◆ Short task: Restate, word for word, every line of the data.

________

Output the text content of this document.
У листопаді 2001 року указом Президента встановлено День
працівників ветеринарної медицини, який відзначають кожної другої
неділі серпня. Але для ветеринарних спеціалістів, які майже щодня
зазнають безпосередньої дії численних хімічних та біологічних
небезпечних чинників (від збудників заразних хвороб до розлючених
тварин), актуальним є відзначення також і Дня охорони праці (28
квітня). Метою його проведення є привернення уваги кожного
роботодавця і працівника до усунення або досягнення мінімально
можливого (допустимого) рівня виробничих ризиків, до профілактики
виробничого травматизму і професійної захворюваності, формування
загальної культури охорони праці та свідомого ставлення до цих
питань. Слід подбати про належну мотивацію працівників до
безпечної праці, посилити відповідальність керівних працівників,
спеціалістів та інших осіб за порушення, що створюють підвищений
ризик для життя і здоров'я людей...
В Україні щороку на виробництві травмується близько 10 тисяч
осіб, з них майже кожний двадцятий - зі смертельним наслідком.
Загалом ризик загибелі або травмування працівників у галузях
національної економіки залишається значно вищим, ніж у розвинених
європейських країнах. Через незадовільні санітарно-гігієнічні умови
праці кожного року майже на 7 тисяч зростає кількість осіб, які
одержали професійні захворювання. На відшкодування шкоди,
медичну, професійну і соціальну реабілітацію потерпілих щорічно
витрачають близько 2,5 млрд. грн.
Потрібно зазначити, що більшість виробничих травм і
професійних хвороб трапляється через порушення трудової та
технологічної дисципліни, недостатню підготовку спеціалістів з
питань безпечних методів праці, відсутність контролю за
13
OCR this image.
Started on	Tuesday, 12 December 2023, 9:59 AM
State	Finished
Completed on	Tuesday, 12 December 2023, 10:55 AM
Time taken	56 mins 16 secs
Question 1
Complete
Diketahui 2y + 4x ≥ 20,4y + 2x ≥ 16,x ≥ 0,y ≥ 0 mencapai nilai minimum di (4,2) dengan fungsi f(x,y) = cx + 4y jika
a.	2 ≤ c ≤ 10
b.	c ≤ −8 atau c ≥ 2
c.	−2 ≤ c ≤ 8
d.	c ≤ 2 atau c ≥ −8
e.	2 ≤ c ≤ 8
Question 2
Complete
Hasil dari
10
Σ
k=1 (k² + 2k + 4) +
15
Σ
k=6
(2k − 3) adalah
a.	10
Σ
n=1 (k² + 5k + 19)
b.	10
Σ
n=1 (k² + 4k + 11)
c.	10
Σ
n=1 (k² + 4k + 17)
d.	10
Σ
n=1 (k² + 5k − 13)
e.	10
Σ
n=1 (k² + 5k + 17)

________

◆ Answer to the exercise:
Output the text content of this document.
У листопаді 2001 року указом Президента встановлено День
працівників ветеринарної медицини, який відзначають кожної другої
неділі серпня. Але для ветеринарних спеціалістів, які майже щодня
зазнають безпосередньої дії численних хімічних та біологічних
небезпечних чинників (від збудників заразних хвороб до розлючених
тварин), актуальним є відзначення також і Дня охорони праці (28
квітня). Метою його проведення є привернення уваги кожного
роботодавця і працівника до усунення або досягнення мінімально
можливого (допустимого) рівня виробничих ризиків, до профілактики
виробничого травматизму і професійної захворюваності, формування
загальної культури охорони праці та свідомого ставлення до цих
питань. Слід подбати про належну мотивацію працівників до
безпечної праці, посилити відповідальність керівних працівників,
спеціалістів та інших осіб за порушення, що створюють підвищений
ризик для життя і здоров'я людей...
В Україні щороку на виробництві травмується близько 10 тисяч
осіб, з них майже кожний двадцятий - зі смертельним наслідком.
Загалом ризик загибелі або травмування працівників у галузях
національної економіки залишається значно вищим, ніж у розвинених
європейських країнах. Через незадовільні санітарно-гігієнічні умови
праці кожного року майже на 7 тисяч зростає кількість осіб, які
одержали професійні захворювання. На відшкодування шкоди,
медичну, професійну і соціальну реабілітацію потерпілих щорічно
витрачають близько 2,5 млрд. грн.
Потрібно зазначити, що більшість виробничих травм і
професійних хвороб трапляється через порушення трудової та
технологічної дисципліни, недостатню підготовку спеціалістів з
питань безпечних методів праці, відсутність контролю за
13
OCR this image.
Started on	Tuesday, 12 December 2023, 9:59 AM
State	Finished
Completed on	Tuesday, 12 December 2023, 10:55 AM
Time taken	56 mins 16 secs
Question 1
Complete
Diketahui 2y + 4x ≥ 20,4y + 2x ≥ 16,x ≥ 0,y ≥ 0 mencapai nilai minimum di (4,2) dengan fungsi f(x,y) = cx + 4y jika
a.	2 ≤ c ≤ 10
b.	c ≤ −8 atau c ≥ 2
c.	−2 ≤ c ≤ 8
d.	c ≤ 2 atau c ≥ −8
e.	2 ≤ c ≤ 8
Question 2
Complete
Hasil dari
10
Σ
k=1 (k² + 2k + 4) +
15
Σ
k=6
(2k − 3) adalah
a.	10
Σ
n=1 (k² + 5k + 19)
b.	10
Σ
n=1 (k² + 4k + 11)
c.	10
Σ
n=1 (k² + 4k + 17)
d.	10
Σ
n=1 (k² + 5k − 13)
e.	10
Σ
n=1 (k² + 5k + 17)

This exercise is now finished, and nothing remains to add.